Answer these questions about the Leonard Daley review:
1. Who wrote the review, and on what date?
2. What medium and dimensions are listed for "Murray Mountain"?
3. What birth and death years are given for Leonard Daley?

* [SELECTED TEXT]

= = = = =

Whitehot Magazine

Leonard Daley’s Mountaintop at Cavin-Morris Gallery

Leonard Daley (1992) “Yellow Face”, detail; mixed-media on canvas, 21.5 x 15.5 inches.

By JOHN DRURY June 10, 2024

There exists in the nooks and crannies, of the psyche of all peoples, the concern for entities and powers unseen…that which is unknown, often misinterpreted, and yet diligently pursued. We search for meaning in the misunderstood, assigning meaning to the amorphous, the shapes and shadows hitherto free of a pronounced reality as describable by science, and/or plain sight. What is unseen, is generally feared - the mind allowed to conjure, wily and at will, in search of an accurate description, the unknowable. Here, there is everything. And everything is of concern.

Leonard Daley (1993) “Murray Mountain”; oil on canvas, 31 x 52.5 inches.

It is however, in those recesses of the mind - those dark spots - that artist Leonard Daley (1930-2006) found personal solace in a perceived apprehension that which is eternally present, if in fact shy the understanding, a physical plane. There is no absence; there is only ying, to your dangling yang. There is in the pursuit a clarification the light, a necessary dark. Time is compressed. And Daley’s is not the weightless and airy atmosphere of so many the visionary, but is instead heavy, and of the earth…visually hard, tertiary and solid. Here, all that has been, is and may yet be, is recorded in a dense mélange near frivolous and frightful. And in that froth of humanity, akin the medicinal anting of crows, what doesn’t kill you does in fact make you stronger. An experience at once ancient and contemporary, certain truths are revealed in knowing generational oral wealth and learned observation; Daley’s, “If I don’t pass through the river, and I tell you how deep it is, I’m a liar”, allowing insight the honesty with which he approaches a believed truth. At the surface of skin, is air; beneath then, being.

Leonard Daley (1993) “Living in Green”; mixed-media on canvas, 36 x 36 inches.

= = = = =

* [DATA SUPPLIED]
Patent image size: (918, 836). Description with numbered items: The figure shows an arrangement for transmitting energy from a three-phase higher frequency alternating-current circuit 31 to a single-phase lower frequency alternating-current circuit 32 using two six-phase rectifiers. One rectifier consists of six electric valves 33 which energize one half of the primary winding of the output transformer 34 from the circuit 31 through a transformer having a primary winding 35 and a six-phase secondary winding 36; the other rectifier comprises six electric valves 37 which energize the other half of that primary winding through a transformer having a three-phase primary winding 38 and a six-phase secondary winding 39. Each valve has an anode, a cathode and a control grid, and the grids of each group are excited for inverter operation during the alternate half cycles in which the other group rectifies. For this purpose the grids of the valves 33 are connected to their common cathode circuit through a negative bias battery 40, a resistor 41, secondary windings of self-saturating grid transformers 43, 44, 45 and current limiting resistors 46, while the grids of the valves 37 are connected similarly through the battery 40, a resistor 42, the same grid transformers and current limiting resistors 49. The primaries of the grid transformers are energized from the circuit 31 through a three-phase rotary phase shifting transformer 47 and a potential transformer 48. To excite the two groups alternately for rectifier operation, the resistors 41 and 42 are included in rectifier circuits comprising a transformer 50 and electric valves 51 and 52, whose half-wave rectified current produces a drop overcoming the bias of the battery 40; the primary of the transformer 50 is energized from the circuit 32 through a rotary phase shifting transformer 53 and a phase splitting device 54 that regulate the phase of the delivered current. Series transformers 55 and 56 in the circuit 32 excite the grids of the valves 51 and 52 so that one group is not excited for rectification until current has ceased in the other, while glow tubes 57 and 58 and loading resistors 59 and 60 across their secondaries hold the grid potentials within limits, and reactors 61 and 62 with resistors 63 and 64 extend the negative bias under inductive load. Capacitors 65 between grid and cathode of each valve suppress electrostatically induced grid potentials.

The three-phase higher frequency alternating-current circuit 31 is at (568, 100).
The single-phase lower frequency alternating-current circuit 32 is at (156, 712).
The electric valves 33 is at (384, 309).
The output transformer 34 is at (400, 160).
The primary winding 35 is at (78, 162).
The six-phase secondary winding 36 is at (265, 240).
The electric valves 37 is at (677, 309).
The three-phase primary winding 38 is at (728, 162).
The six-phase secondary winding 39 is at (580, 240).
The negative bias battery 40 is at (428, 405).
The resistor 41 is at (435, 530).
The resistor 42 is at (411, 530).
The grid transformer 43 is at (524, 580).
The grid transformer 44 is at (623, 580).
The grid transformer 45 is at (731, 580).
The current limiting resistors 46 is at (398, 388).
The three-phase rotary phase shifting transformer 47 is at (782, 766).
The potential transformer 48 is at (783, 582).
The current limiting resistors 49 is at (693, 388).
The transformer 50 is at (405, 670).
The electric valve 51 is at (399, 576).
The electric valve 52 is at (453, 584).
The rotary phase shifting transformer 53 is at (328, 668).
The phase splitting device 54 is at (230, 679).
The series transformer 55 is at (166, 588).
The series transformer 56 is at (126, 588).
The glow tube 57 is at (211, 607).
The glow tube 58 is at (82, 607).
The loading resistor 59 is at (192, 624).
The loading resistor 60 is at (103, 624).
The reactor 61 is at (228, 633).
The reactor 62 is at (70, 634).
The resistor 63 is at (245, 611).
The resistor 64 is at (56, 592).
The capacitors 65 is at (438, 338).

= = = = =

* [EXPECTED ANSWER]
1. John Drury, June 10, 2024.
2. Oil on canvas, 31 x 52.5 inches.
3. 1930 and 2006.